> [Written problem]:
Search the listing below for the word "your" and copy each line that holds it.

> [Extracted entries]:
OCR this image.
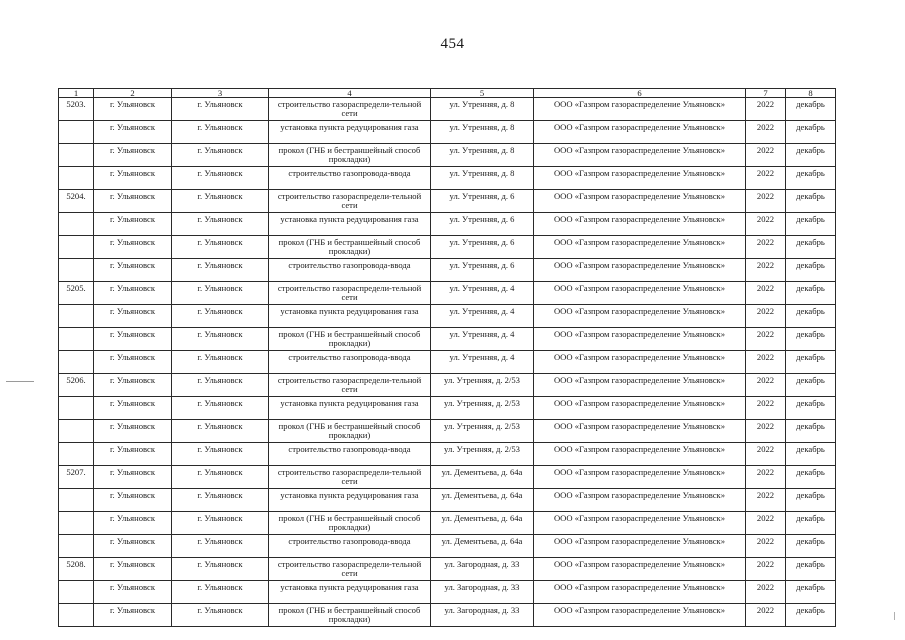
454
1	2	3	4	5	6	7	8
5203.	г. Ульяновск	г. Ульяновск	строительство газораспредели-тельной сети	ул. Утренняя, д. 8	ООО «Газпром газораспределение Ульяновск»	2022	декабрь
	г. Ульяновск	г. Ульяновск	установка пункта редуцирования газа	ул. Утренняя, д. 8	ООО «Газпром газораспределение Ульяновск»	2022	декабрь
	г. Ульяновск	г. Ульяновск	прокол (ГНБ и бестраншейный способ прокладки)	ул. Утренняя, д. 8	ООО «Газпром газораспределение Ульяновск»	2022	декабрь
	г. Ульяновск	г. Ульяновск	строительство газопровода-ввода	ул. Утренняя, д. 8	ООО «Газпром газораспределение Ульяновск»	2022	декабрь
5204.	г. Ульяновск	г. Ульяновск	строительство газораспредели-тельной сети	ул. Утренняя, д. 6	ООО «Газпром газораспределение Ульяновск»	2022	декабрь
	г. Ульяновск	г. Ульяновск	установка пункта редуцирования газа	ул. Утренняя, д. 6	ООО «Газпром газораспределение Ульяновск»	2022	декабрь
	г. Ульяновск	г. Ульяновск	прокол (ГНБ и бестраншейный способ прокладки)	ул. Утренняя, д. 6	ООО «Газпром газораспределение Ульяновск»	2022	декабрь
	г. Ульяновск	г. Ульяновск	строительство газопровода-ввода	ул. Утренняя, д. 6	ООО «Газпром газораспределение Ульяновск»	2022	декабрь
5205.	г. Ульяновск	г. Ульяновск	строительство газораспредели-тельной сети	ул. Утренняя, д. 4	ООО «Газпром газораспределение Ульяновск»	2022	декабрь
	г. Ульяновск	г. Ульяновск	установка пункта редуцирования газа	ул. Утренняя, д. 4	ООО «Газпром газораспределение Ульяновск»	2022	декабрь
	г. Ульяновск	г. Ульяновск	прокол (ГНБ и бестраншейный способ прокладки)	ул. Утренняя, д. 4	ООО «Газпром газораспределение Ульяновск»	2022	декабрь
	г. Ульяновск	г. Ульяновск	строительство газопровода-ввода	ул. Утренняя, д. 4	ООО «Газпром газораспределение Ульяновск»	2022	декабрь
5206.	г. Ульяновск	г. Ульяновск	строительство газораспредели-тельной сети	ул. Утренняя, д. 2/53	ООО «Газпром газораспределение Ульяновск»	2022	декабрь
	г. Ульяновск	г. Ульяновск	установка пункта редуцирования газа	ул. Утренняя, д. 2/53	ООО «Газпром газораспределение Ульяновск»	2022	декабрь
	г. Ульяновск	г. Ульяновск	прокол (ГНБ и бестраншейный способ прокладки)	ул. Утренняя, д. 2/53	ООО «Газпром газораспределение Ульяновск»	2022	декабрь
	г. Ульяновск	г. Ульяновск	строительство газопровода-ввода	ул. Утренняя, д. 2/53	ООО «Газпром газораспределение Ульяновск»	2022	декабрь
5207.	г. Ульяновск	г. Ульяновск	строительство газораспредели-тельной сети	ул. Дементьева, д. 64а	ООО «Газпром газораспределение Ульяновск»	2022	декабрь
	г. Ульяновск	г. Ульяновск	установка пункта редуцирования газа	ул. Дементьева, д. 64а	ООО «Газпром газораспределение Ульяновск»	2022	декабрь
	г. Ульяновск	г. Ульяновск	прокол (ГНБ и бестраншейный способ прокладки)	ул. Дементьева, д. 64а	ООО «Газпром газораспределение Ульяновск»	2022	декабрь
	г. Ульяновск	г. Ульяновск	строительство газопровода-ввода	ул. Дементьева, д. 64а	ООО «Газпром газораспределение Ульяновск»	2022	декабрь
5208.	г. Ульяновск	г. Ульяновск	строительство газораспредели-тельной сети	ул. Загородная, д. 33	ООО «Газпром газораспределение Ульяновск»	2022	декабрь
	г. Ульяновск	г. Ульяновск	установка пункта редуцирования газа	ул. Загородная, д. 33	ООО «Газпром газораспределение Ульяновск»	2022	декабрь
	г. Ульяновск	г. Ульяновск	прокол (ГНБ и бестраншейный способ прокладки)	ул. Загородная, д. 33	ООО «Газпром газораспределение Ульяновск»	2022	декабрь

* * *

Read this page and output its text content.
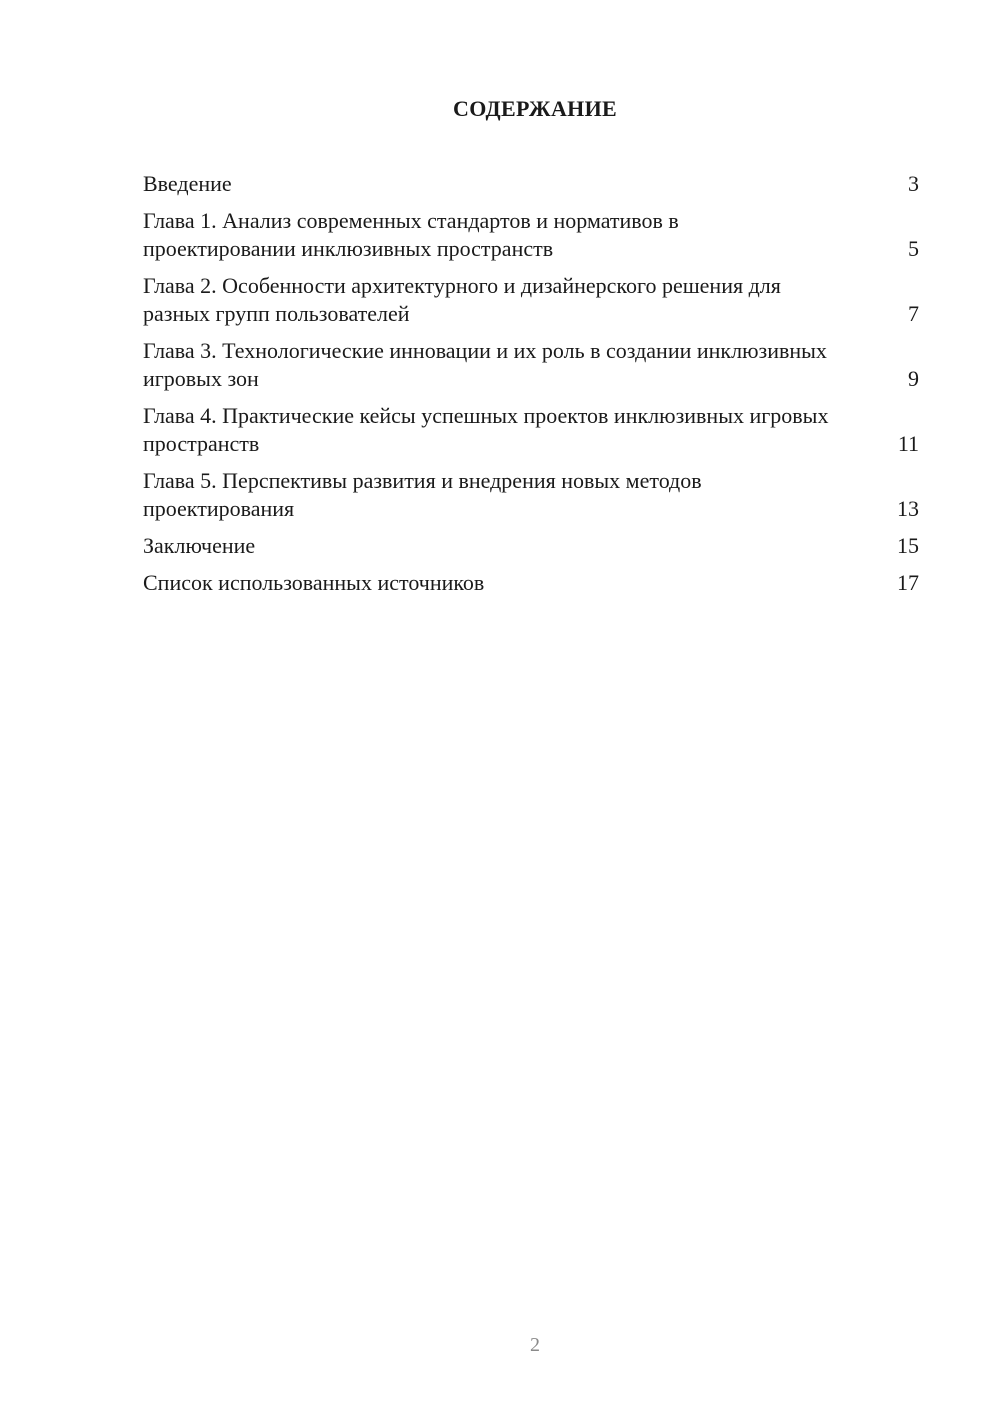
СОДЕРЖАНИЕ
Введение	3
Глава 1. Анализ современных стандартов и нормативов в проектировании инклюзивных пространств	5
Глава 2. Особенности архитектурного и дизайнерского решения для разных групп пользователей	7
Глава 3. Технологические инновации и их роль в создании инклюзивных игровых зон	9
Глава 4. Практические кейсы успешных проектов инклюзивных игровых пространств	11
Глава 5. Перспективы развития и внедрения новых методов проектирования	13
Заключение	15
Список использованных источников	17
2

--

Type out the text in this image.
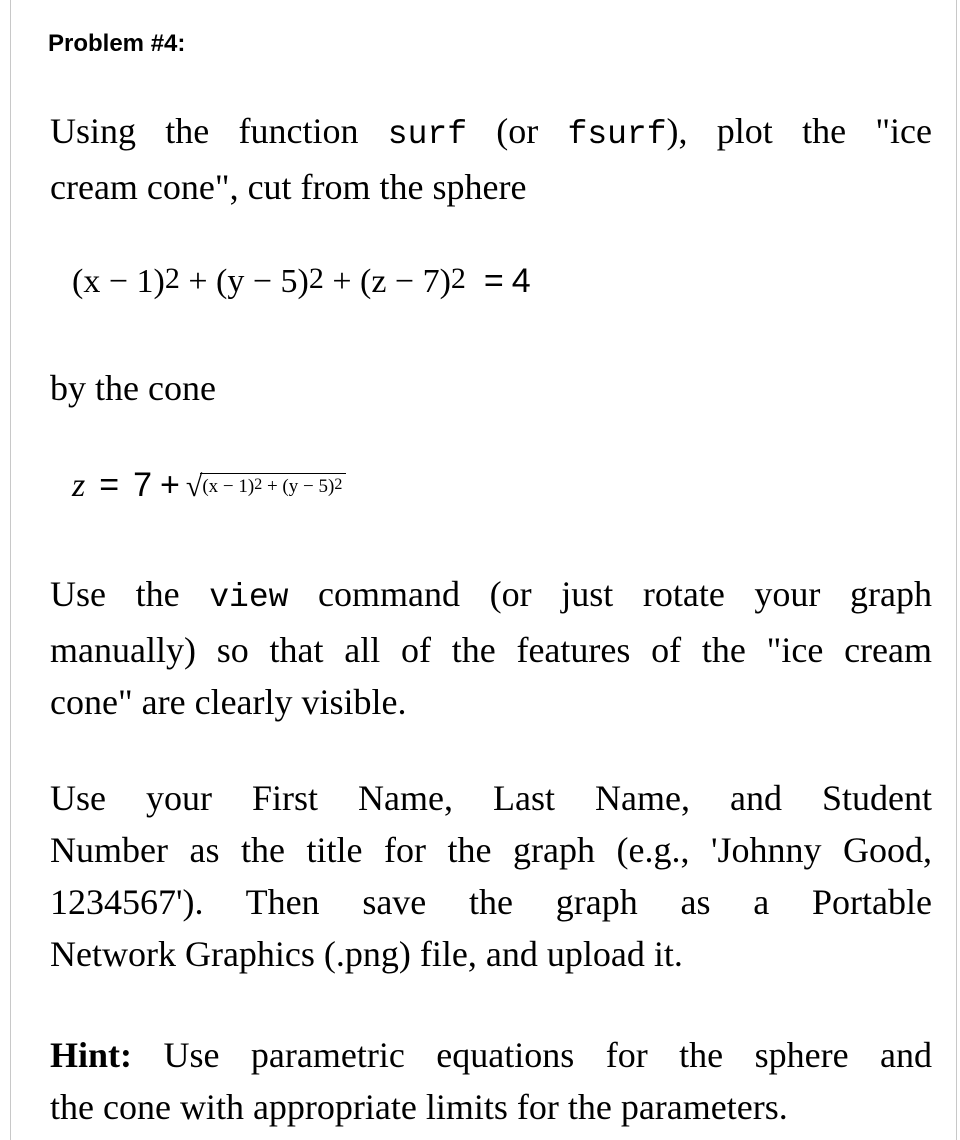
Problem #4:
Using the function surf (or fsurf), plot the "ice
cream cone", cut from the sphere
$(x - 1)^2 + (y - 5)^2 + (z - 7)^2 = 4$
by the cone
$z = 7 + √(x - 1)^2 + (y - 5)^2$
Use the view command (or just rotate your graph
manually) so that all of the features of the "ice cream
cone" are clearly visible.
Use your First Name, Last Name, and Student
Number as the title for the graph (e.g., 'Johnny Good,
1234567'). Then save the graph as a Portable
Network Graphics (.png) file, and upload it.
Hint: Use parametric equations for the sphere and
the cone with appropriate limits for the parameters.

> [Result of the task]:
Use the view command (or just rotate your graph
Use your First Name, Last Name, and Student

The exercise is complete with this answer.